··· Data for processing

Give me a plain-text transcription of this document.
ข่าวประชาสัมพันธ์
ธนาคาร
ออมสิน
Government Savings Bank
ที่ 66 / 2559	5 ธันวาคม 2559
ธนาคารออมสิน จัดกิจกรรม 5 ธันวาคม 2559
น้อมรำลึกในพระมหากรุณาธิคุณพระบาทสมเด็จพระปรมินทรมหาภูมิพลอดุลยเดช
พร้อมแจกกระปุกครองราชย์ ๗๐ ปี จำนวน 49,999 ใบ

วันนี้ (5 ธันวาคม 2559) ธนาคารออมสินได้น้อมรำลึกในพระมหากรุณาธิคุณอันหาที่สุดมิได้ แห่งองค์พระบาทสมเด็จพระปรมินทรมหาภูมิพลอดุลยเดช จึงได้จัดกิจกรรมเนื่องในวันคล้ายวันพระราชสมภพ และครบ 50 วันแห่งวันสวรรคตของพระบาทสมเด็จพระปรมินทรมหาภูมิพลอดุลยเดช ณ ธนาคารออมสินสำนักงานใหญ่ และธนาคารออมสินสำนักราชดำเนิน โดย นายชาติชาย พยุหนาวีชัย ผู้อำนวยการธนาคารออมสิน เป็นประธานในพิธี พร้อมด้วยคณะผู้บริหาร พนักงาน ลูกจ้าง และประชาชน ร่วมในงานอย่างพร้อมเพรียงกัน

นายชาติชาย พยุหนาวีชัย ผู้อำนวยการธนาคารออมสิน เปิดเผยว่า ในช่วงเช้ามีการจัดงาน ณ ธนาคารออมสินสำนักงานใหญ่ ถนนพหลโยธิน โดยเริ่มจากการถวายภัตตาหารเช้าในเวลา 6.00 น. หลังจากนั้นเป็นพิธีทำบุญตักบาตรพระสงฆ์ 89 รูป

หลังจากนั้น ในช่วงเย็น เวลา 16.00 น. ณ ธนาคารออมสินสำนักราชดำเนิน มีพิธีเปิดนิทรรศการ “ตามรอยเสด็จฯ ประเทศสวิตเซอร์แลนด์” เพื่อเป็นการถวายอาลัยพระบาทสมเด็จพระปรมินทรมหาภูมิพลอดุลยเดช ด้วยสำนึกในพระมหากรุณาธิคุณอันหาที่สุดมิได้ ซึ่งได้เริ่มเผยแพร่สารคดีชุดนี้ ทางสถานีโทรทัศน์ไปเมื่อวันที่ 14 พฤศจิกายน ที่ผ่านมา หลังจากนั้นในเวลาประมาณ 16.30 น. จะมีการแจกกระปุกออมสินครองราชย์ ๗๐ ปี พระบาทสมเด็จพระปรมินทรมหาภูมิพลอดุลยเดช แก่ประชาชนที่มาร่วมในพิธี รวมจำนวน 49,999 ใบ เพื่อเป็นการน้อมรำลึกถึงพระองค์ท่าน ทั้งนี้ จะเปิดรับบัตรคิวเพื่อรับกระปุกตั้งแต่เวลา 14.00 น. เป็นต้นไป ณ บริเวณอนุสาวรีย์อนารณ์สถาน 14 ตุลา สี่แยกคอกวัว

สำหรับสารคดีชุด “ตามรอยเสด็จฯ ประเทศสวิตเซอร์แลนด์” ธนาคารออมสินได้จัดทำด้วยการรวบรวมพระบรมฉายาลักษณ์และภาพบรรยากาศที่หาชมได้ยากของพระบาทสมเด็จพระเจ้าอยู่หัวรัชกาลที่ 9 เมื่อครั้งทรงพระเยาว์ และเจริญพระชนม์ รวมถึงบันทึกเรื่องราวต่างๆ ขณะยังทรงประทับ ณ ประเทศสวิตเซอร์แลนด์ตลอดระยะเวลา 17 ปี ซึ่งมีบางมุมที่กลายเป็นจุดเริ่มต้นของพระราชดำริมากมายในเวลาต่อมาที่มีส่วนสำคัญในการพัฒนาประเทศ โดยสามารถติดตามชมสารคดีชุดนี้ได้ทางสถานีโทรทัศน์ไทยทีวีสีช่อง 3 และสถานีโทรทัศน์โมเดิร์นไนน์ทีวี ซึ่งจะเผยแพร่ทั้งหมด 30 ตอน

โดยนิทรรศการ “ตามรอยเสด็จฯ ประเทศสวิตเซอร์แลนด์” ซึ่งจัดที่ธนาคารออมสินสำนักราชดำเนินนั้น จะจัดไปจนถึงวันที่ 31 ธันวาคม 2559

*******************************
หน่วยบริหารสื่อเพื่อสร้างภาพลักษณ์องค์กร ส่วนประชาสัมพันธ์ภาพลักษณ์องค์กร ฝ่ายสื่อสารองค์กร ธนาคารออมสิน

······

Direction = Faithfully transcribe the whole of the data.

Written reply =
Give me a plain-text transcription of this document.
ข่าวประชาสัมพันธ์
ธนาคาร
ออมสิน
Government Savings Bank
ที่ 66 / 2559	5 ธันวาคม 2559
ธนาคารออมสิน จัดกิจกรรม 5 ธันวาคม 2559
น้อมรำลึกในพระมหากรุณาธิคุณพระบาทสมเด็จพระปรมินทรมหาภูมิพลอดุลยเดช
พร้อมแจกกระปุกครองราชย์ ๗๐ ปี จำนวน 49,999 ใบ

วันนี้ (5 ธันวาคม 2559) ธนาคารออมสินได้น้อมรำลึกในพระมหากรุณาธิคุณอันหาที่สุดมิได้ แห่งองค์พระบาทสมเด็จพระปรมินทรมหาภูมิพลอดุลยเดช จึงได้จัดกิจกรรมเนื่องในวันคล้ายวันพระราชสมภพ และครบ 50 วันแห่งวันสวรรคตของพระบาทสมเด็จพระปรมินทรมหาภูมิพลอดุลยเดช ณ ธนาคารออมสินสำนักงานใหญ่ และธนาคารออมสินสำนักราชดำเนิน โดย นายชาติชาย พยุหนาวีชัย ผู้อำนวยการธนาคารออมสิน เป็นประธานในพิธี พร้อมด้วยคณะผู้บริหาร พนักงาน ลูกจ้าง และประชาชน ร่วมในงานอย่างพร้อมเพรียงกัน

นายชาติชาย พยุหนาวีชัย ผู้อำนวยการธนาคารออมสิน เปิดเผยว่า ในช่วงเช้ามีการจัดงาน ณ ธนาคารออมสินสำนักงานใหญ่ ถนนพหลโยธิน โดยเริ่มจากการถวายภัตตาหารเช้าในเวลา 6.00 น. หลังจากนั้นเป็นพิธีทำบุญตักบาตรพระสงฆ์ 89 รูป

หลังจากนั้น ในช่วงเย็น เวลา 16.00 น. ณ ธนาคารออมสินสำนักราชดำเนิน มีพิธีเปิดนิทรรศการ “ตามรอยเสด็จฯ ประเทศสวิตเซอร์แลนด์” เพื่อเป็นการถวายอาลัยพระบาทสมเด็จพระปรมินทรมหาภูมิพลอดุลยเดช ด้วยสำนึกในพระมหากรุณาธิคุณอันหาที่สุดมิได้ ซึ่งได้เริ่มเผยแพร่สารคดีชุดนี้ ทางสถานีโทรทัศน์ไปเมื่อวันที่ 14 พฤศจิกายน ที่ผ่านมา หลังจากนั้นในเวลาประมาณ 16.30 น. จะมีการแจกกระปุกออมสินครองราชย์ ๗๐ ปี พระบาทสมเด็จพระปรมินทรมหาภูมิพลอดุลยเดช แก่ประชาชนที่มาร่วมในพิธี รวมจำนวน 49,999 ใบ เพื่อเป็นการน้อมรำลึกถึงพระองค์ท่าน ทั้งนี้ จะเปิดรับบัตรคิวเพื่อรับกระปุกตั้งแต่เวลา 14.00 น. เป็นต้นไป ณ บริเวณอนุสาวรีย์อนารณ์สถาน 14 ตุลา สี่แยกคอกวัว

สำหรับสารคดีชุด “ตามรอยเสด็จฯ ประเทศสวิตเซอร์แลนด์” ธนาคารออมสินได้จัดทำด้วยการรวบรวมพระบรมฉายาลักษณ์และภาพบรรยากาศที่หาชมได้ยากของพระบาทสมเด็จพระเจ้าอยู่หัวรัชกาลที่ 9 เมื่อครั้งทรงพระเยาว์ และเจริญพระชนม์ รวมถึงบันทึกเรื่องราวต่างๆ ขณะยังทรงประทับ ณ ประเทศสวิตเซอร์แลนด์ตลอดระยะเวลา 17 ปี ซึ่งมีบางมุมที่กลายเป็นจุดเริ่มต้นของพระราชดำริมากมายในเวลาต่อมาที่มีส่วนสำคัญในการพัฒนาประเทศ โดยสามารถติดตามชมสารคดีชุดนี้ได้ทางสถานีโทรทัศน์ไทยทีวีสีช่อง 3 และสถานีโทรทัศน์โมเดิร์นไนน์ทีวี ซึ่งจะเผยแพร่ทั้งหมด 30 ตอน

โดยนิทรรศการ “ตามรอยเสด็จฯ ประเทศสวิตเซอร์แลนด์” ซึ่งจัดที่ธนาคารออมสินสำนักราชดำเนินนั้น จะจัดไปจนถึงวันที่ 31 ธันวาคม 2559

*******************************
หน่วยบริหารสื่อเพื่อสร้างภาพลักษณ์องค์กร ส่วนประชาสัมพันธ์ภาพลักษณ์องค์กร ฝ่ายสื่อสารองค์กร ธนาคารออมสิน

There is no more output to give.